**PROBLEM REQUIREMENTS:**
Without further comment, state how many lines in the listing below contain the word "Diatomite".

(Records from a collection of figures)
=====

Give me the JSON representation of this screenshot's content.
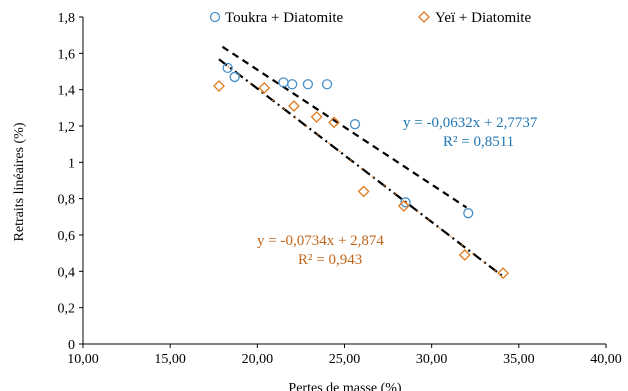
{
  "chart_data": {
    "type": "scatter",
    "xlabel": "Pertes de masse  (%)",
    "ylabel": "Retraits  linéaires  (%)",
    "xlim": [
      10,
      40
    ],
    "ylim": [
      0,
      1.8
    ],
    "x_ticks": [
      10,
      15,
      20,
      25,
      30,
      35,
      40
    ],
    "x_tick_labels": [
      "10,00",
      "15,00",
      "20,00",
      "25,00",
      "30,00",
      "35,00",
      "40,00"
    ],
    "y_ticks": [
      0,
      0.2,
      0.4,
      0.6,
      0.8,
      1,
      1.2,
      1.4,
      1.6,
      1.8
    ],
    "y_tick_labels": [
      "0",
      "0,2",
      "0,4",
      "0,6",
      "0,8",
      "1",
      "1,2",
      "1,4",
      "1,6",
      "1,8"
    ],
    "grid": false,
    "legend_position": "top",
    "series": [
      {
        "name": "Toukra + Diatomite",
        "marker": "circle",
        "color": "#4a90c8",
        "trend_color": "#000000",
        "trend_style": "dashed",
        "equation": "y = -0,0632x + 2,7737",
        "r2": "R² = 0,8511",
        "label_color": "#1f77b4",
        "slope": -0.0632,
        "intercept": 2.7737,
        "trend_x": [
          18,
          32
        ],
        "points": [
          {
            "x": 18.3,
            "y": 1.52
          },
          {
            "x": 18.7,
            "y": 1.47
          },
          {
            "x": 21.5,
            "y": 1.44
          },
          {
            "x": 22.0,
            "y": 1.43
          },
          {
            "x": 22.9,
            "y": 1.43
          },
          {
            "x": 24.0,
            "y": 1.43
          },
          {
            "x": 25.6,
            "y": 1.21
          },
          {
            "x": 28.5,
            "y": 0.78
          },
          {
            "x": 32.1,
            "y": 0.72
          }
        ]
      },
      {
        "name": "Yeï + Diatomite",
        "marker": "diamond",
        "color": "#e07a1f",
        "trend_color": "#000000",
        "trend_style": "dash-dot",
        "equation": "y = -0,0734x + 2,874",
        "r2": "R² = 0,943",
        "label_color": "#c0651a",
        "slope": -0.0734,
        "intercept": 2.874,
        "trend_x": [
          17.8,
          34.1
        ],
        "points": [
          {
            "x": 17.8,
            "y": 1.42
          },
          {
            "x": 20.4,
            "y": 1.41
          },
          {
            "x": 22.1,
            "y": 1.31
          },
          {
            "x": 23.4,
            "y": 1.25
          },
          {
            "x": 24.4,
            "y": 1.22
          },
          {
            "x": 26.1,
            "y": 0.84
          },
          {
            "x": 28.4,
            "y": 0.76
          },
          {
            "x": 31.9,
            "y": 0.49
          },
          {
            "x": 34.1,
            "y": 0.39
          }
        ]
      }
    ]
  }
}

=====

**EXERCISE OUTPUT:**
2